#### Aim
Scan the data below and pick out the lines containing the word "text".

** begin **

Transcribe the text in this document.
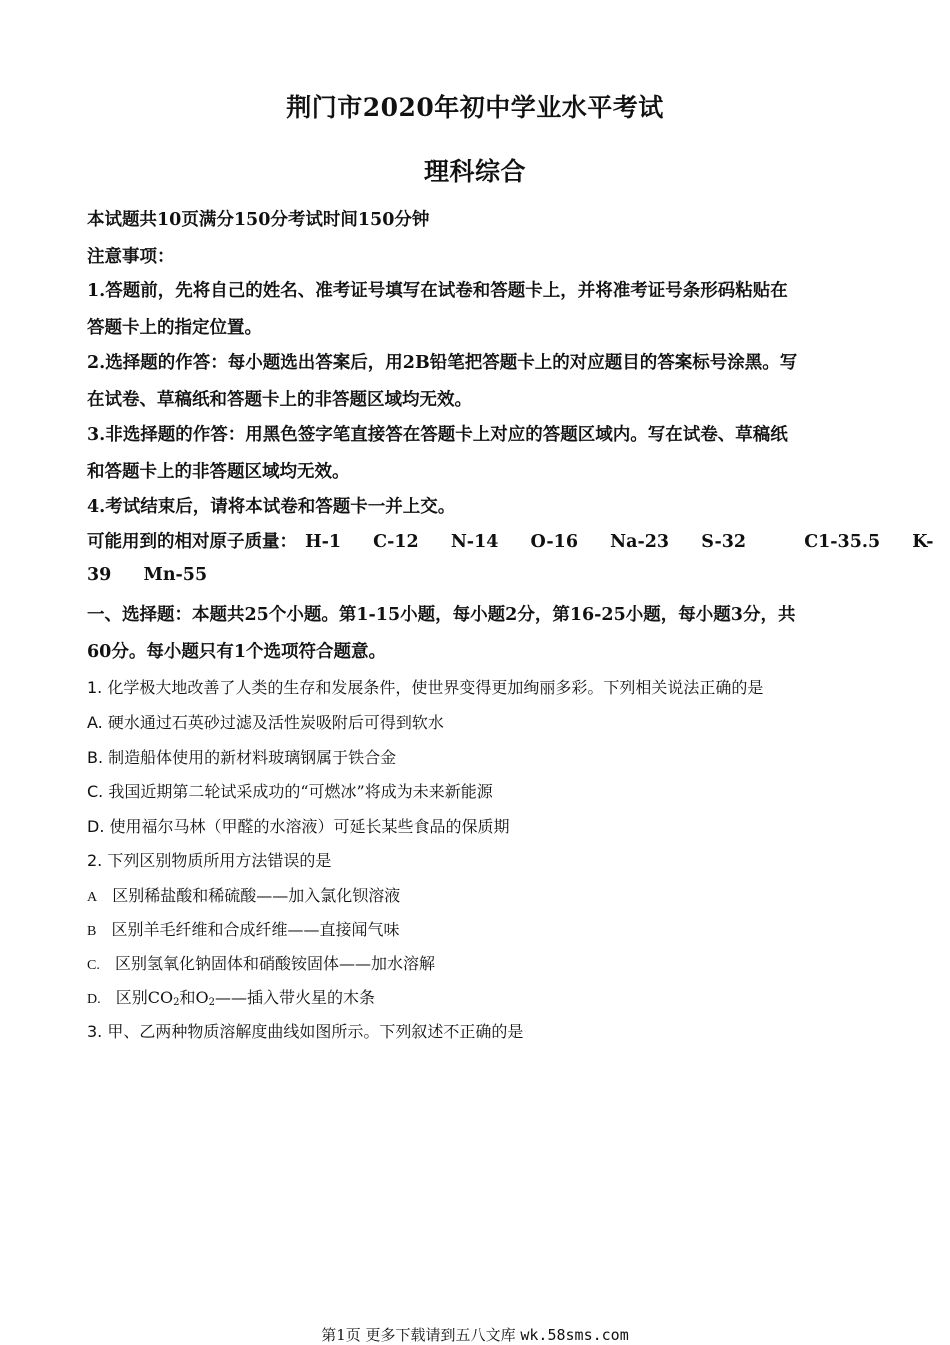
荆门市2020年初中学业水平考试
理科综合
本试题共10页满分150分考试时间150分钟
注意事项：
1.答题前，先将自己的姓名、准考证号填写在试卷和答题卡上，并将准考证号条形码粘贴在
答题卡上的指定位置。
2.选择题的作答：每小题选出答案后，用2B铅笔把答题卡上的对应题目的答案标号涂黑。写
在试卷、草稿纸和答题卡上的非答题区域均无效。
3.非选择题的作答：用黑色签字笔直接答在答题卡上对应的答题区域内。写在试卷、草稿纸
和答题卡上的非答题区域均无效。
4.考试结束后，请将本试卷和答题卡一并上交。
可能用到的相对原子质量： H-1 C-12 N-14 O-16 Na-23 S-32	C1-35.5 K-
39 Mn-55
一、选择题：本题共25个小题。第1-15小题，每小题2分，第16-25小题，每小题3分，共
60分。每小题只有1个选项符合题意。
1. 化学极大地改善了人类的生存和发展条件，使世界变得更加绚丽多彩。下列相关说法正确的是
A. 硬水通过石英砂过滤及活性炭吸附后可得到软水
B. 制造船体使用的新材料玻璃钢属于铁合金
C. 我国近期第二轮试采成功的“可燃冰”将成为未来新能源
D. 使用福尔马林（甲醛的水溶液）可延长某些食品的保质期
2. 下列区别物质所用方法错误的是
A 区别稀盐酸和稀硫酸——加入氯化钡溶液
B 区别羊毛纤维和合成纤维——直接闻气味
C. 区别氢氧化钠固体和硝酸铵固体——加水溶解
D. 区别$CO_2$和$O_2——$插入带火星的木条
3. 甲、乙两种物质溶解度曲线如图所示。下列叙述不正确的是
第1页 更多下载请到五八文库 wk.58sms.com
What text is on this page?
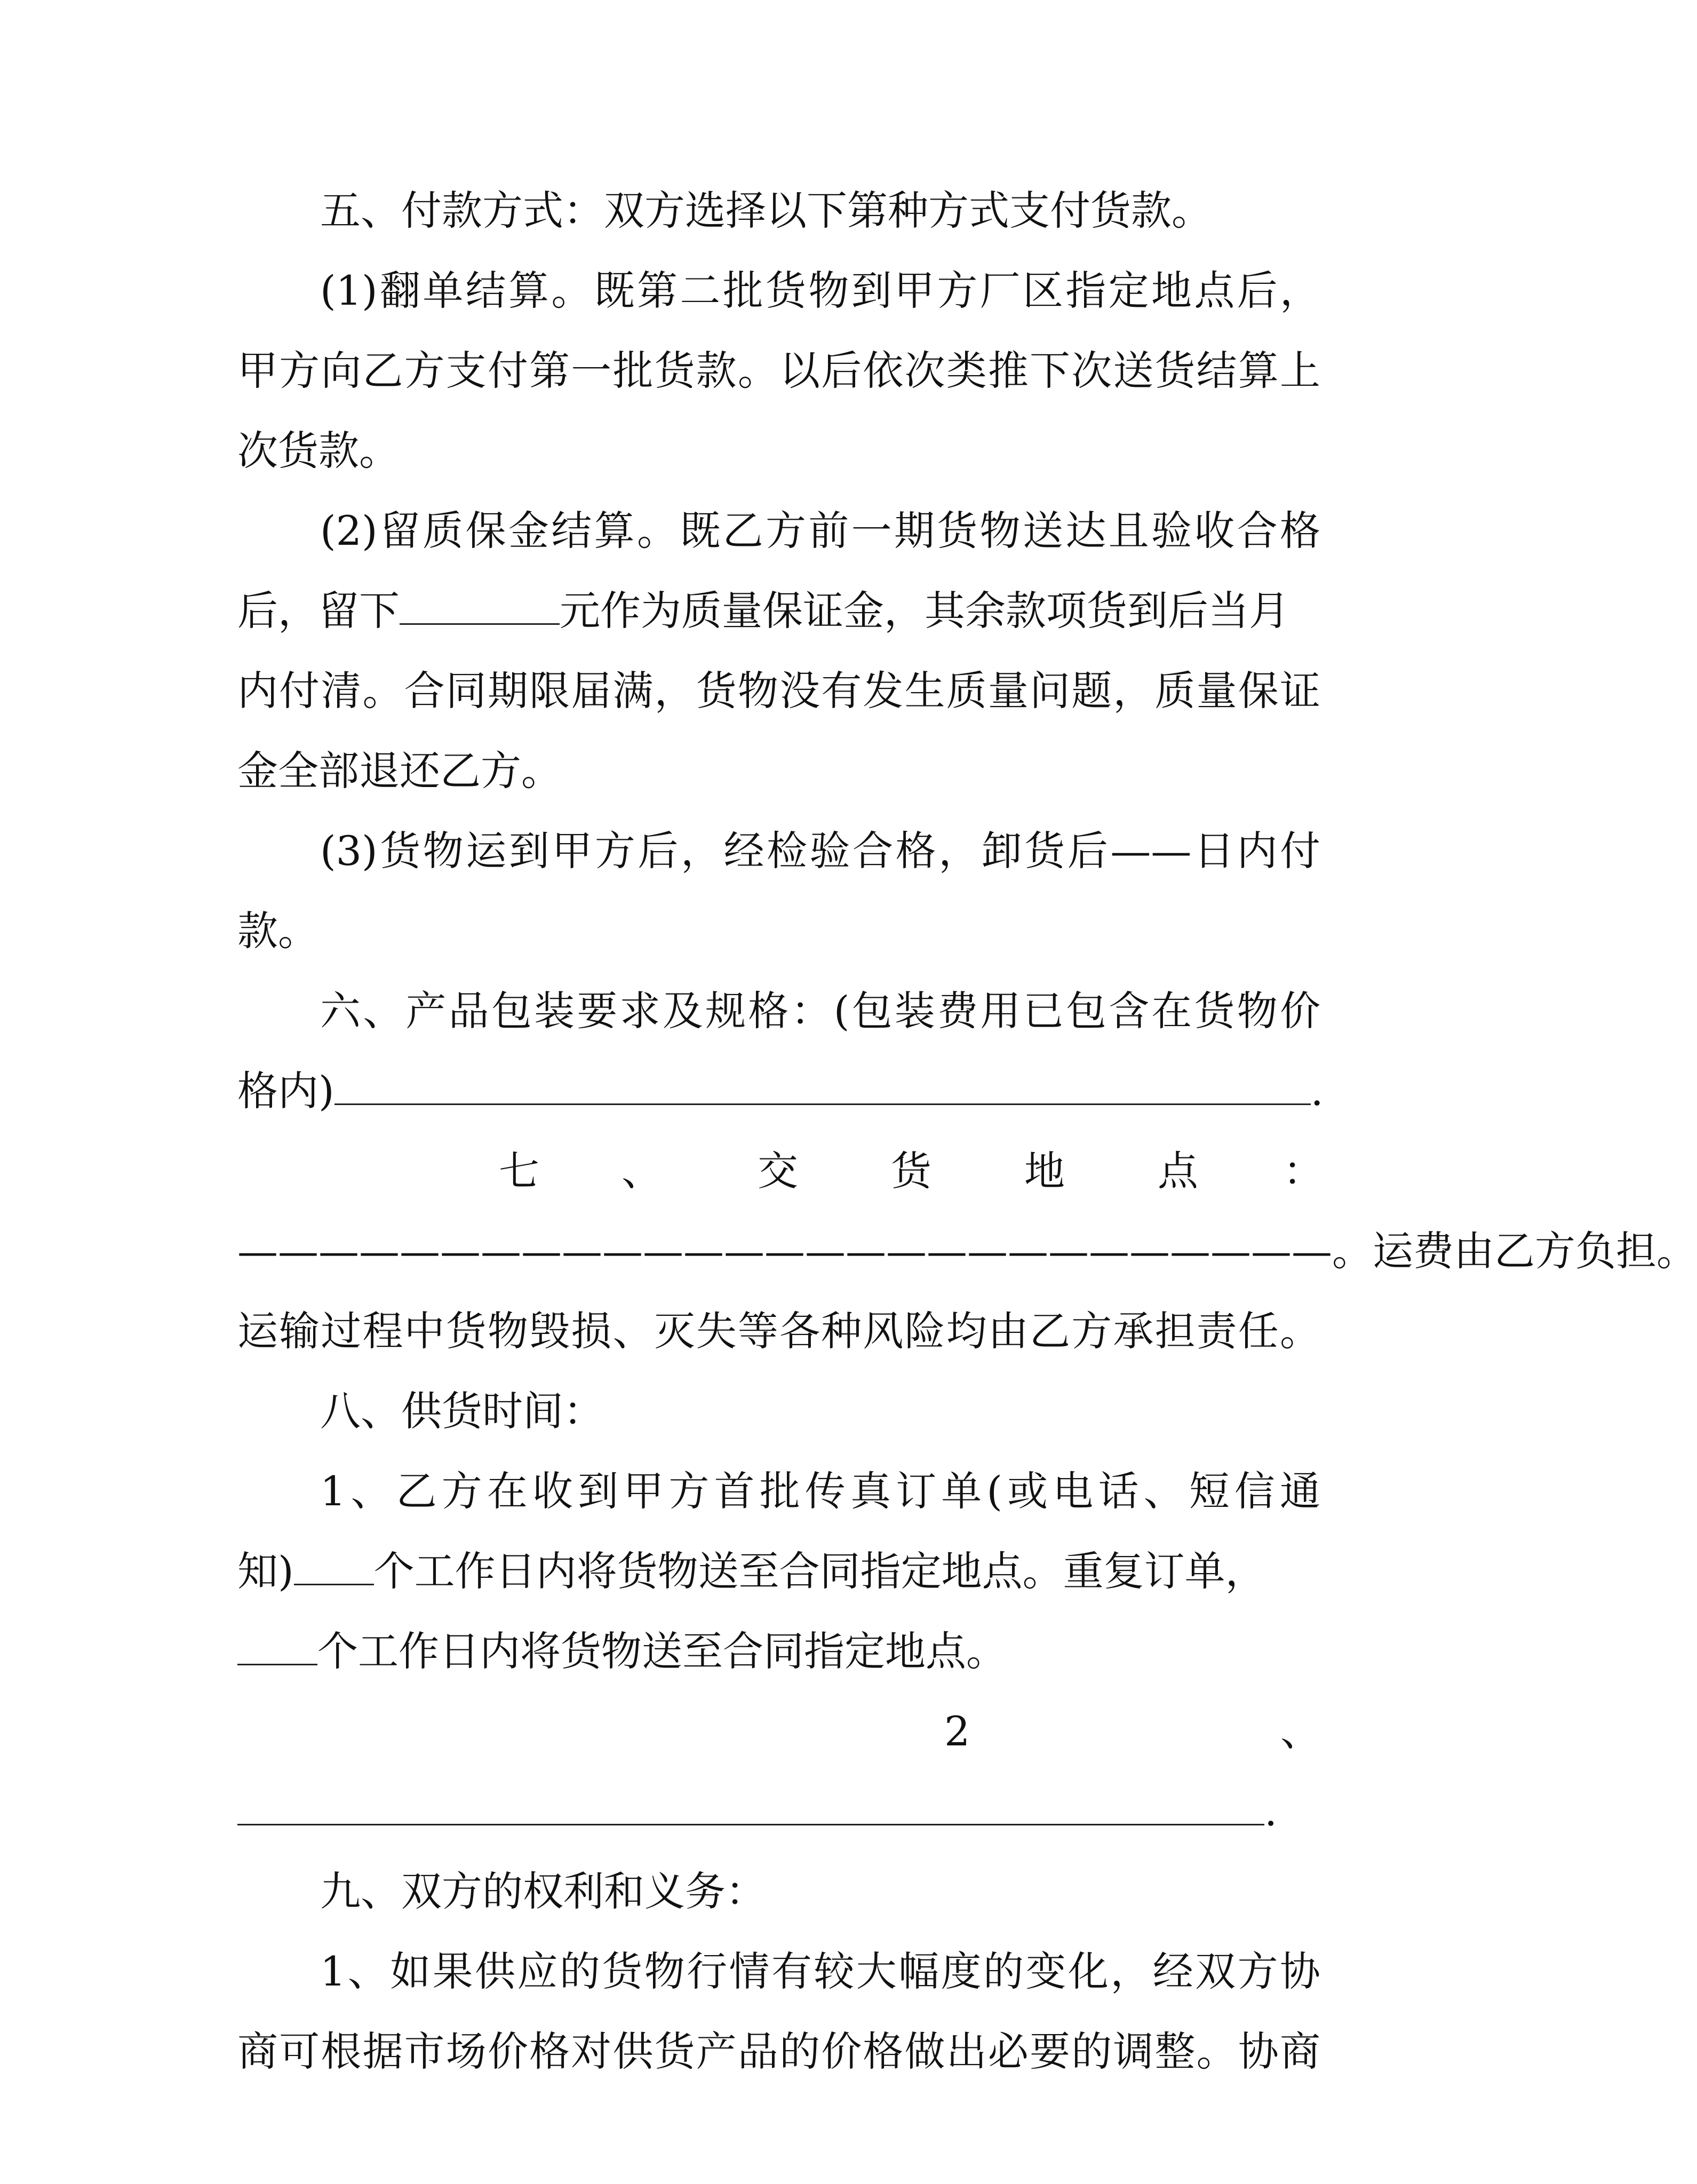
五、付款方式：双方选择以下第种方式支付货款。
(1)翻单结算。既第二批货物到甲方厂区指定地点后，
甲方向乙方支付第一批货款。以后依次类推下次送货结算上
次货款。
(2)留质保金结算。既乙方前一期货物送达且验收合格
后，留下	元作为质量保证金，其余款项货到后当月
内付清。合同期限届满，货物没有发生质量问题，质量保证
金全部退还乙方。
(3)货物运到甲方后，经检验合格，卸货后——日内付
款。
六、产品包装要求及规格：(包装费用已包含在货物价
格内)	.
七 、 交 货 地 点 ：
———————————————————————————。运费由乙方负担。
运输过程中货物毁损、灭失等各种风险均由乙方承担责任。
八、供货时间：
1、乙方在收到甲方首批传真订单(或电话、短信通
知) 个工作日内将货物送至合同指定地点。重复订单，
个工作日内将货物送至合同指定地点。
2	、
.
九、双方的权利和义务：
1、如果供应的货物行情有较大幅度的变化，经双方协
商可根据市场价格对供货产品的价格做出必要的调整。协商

** end **

#### Correct result
Transcribe the text in this document.
What text is on this page?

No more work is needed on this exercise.